Directive:
Here are some records; copy every line that holds the word "Last".

┌──

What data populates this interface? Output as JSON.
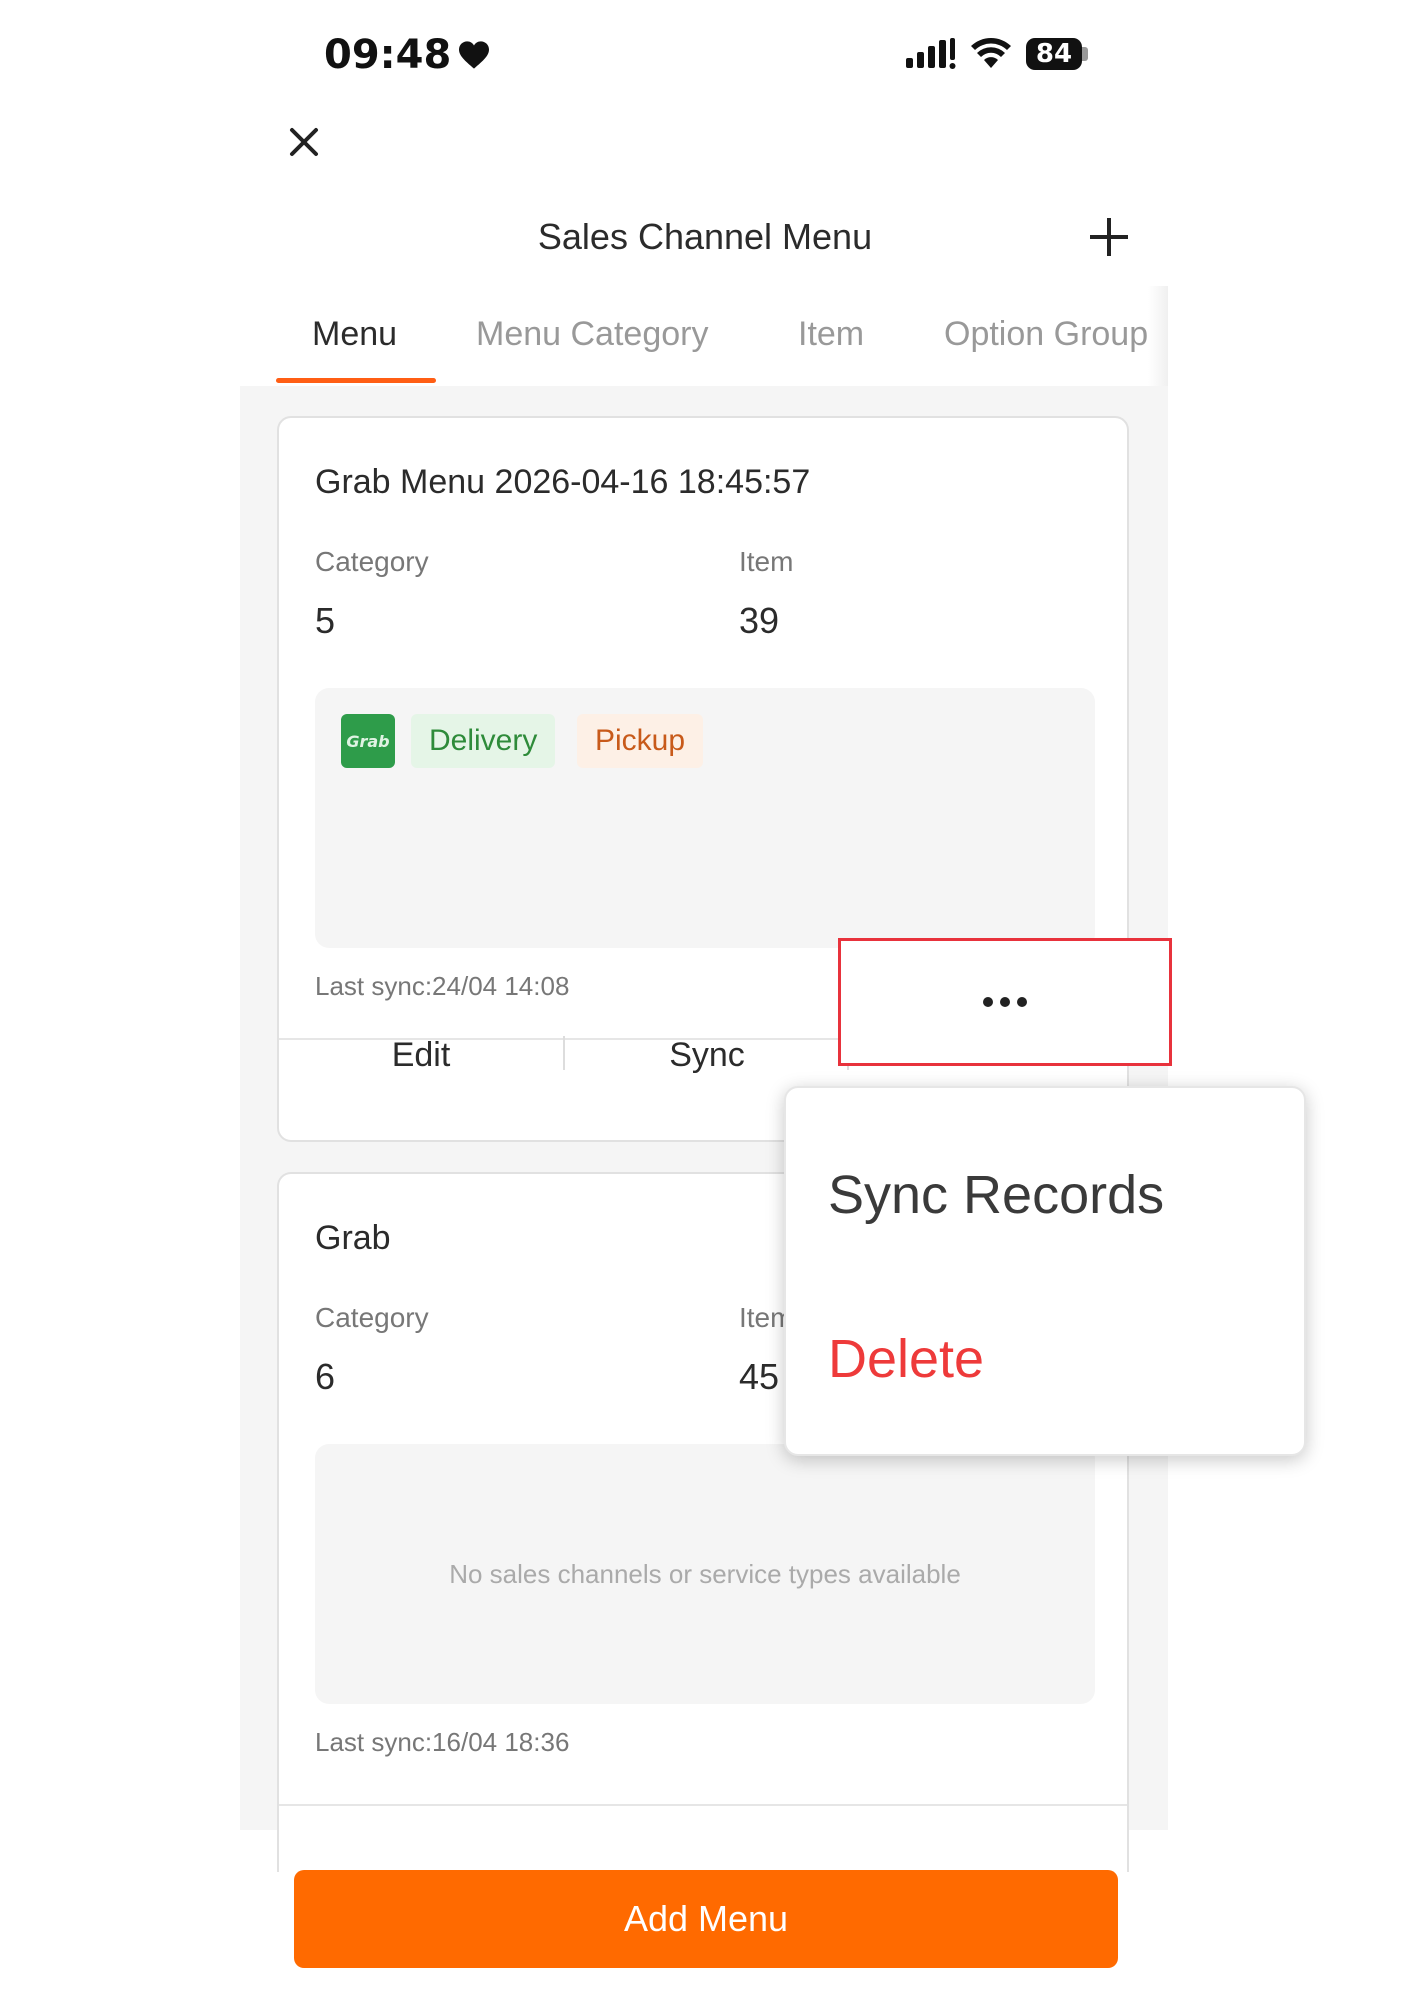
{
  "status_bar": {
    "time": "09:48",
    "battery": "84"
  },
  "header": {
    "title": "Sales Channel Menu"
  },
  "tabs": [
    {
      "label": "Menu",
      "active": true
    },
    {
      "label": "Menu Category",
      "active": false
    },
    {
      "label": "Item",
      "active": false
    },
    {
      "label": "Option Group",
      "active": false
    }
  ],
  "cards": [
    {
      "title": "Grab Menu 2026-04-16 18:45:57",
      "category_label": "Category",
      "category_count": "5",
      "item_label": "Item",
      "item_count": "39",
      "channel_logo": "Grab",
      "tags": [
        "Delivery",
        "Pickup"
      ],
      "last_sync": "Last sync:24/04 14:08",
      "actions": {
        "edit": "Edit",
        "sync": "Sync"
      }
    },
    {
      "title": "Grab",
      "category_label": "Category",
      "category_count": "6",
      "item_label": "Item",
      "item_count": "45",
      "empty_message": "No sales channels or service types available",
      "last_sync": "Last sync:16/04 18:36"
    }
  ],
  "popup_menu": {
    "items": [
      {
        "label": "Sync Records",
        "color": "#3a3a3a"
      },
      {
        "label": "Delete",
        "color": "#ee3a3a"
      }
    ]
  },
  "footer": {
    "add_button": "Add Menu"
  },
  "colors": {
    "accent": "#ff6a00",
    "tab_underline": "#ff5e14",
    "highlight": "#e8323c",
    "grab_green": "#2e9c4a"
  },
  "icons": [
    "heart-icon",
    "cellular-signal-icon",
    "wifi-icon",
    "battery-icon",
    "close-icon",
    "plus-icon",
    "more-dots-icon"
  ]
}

└──
┌──

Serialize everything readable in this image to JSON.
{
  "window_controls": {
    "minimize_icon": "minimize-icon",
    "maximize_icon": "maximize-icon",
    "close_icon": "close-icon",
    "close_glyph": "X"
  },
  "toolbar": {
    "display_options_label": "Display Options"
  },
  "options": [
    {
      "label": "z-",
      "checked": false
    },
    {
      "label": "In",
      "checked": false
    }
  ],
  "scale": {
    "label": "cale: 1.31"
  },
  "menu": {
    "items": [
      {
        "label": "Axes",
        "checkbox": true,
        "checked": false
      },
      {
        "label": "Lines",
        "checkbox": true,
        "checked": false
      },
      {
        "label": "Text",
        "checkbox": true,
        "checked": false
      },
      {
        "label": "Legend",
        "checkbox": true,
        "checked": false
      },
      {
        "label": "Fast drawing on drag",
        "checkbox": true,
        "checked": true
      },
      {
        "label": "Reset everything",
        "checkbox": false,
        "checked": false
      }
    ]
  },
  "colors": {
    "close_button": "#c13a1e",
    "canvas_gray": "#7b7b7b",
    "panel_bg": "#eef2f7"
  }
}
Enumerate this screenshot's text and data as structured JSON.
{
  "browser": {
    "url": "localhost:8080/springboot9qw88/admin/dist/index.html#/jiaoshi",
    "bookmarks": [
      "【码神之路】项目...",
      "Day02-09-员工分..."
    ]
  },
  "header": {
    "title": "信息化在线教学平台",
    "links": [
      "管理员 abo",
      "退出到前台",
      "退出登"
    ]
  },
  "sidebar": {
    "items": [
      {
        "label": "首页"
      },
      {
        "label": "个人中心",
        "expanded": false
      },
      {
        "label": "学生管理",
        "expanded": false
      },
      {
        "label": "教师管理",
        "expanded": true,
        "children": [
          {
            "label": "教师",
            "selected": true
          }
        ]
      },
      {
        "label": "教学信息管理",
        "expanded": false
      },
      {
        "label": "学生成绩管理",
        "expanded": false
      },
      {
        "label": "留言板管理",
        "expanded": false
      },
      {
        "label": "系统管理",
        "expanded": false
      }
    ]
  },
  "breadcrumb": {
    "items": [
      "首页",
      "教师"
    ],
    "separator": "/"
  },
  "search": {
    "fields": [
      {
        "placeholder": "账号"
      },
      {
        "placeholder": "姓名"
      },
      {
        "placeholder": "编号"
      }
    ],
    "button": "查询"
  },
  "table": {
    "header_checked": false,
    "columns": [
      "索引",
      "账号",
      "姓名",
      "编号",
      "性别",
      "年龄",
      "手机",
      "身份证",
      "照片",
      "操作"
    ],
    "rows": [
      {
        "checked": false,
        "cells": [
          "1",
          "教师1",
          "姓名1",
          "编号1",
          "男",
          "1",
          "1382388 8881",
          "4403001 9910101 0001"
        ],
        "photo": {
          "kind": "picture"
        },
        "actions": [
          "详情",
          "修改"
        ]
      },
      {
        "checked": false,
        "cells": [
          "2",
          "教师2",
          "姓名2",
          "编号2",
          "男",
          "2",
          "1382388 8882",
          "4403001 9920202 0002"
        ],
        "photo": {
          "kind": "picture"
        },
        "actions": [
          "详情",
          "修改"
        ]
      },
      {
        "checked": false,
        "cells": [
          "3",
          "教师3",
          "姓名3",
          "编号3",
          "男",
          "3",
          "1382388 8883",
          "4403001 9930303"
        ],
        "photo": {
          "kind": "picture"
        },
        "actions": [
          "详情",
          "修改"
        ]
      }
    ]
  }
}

└──
┌──

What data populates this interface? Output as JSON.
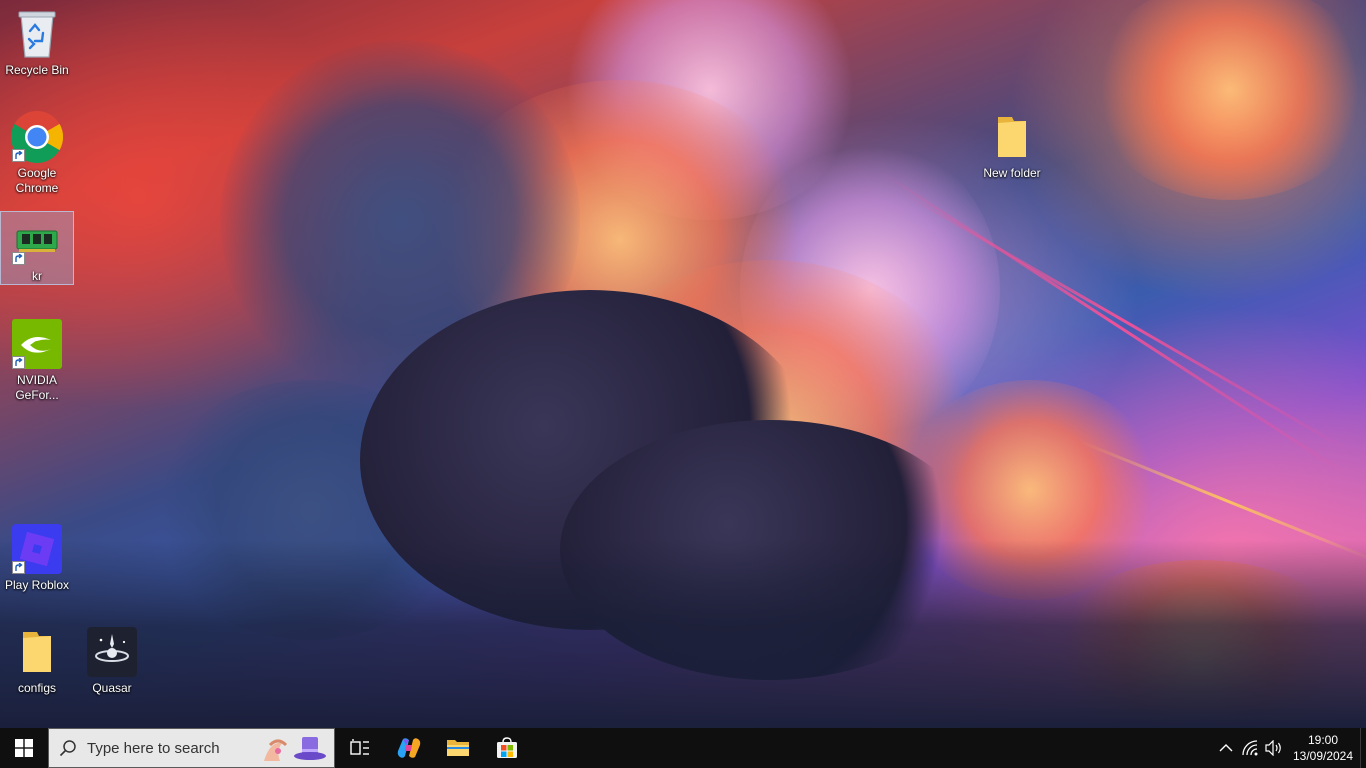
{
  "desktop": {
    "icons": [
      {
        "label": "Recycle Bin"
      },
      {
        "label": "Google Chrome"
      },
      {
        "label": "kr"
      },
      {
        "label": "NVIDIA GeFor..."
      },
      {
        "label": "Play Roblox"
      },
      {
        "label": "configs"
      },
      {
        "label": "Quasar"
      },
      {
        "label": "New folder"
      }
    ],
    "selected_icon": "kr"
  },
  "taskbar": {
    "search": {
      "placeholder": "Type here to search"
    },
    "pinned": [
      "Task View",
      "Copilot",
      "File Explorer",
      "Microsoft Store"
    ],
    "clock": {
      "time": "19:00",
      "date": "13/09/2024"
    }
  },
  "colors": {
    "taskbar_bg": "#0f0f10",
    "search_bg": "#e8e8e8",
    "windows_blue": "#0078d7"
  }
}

└──

Solution to this problem:
      "last_sync": "Last sync:24/04 14:08",
      "last_sync": "Last sync:16/04 18:36"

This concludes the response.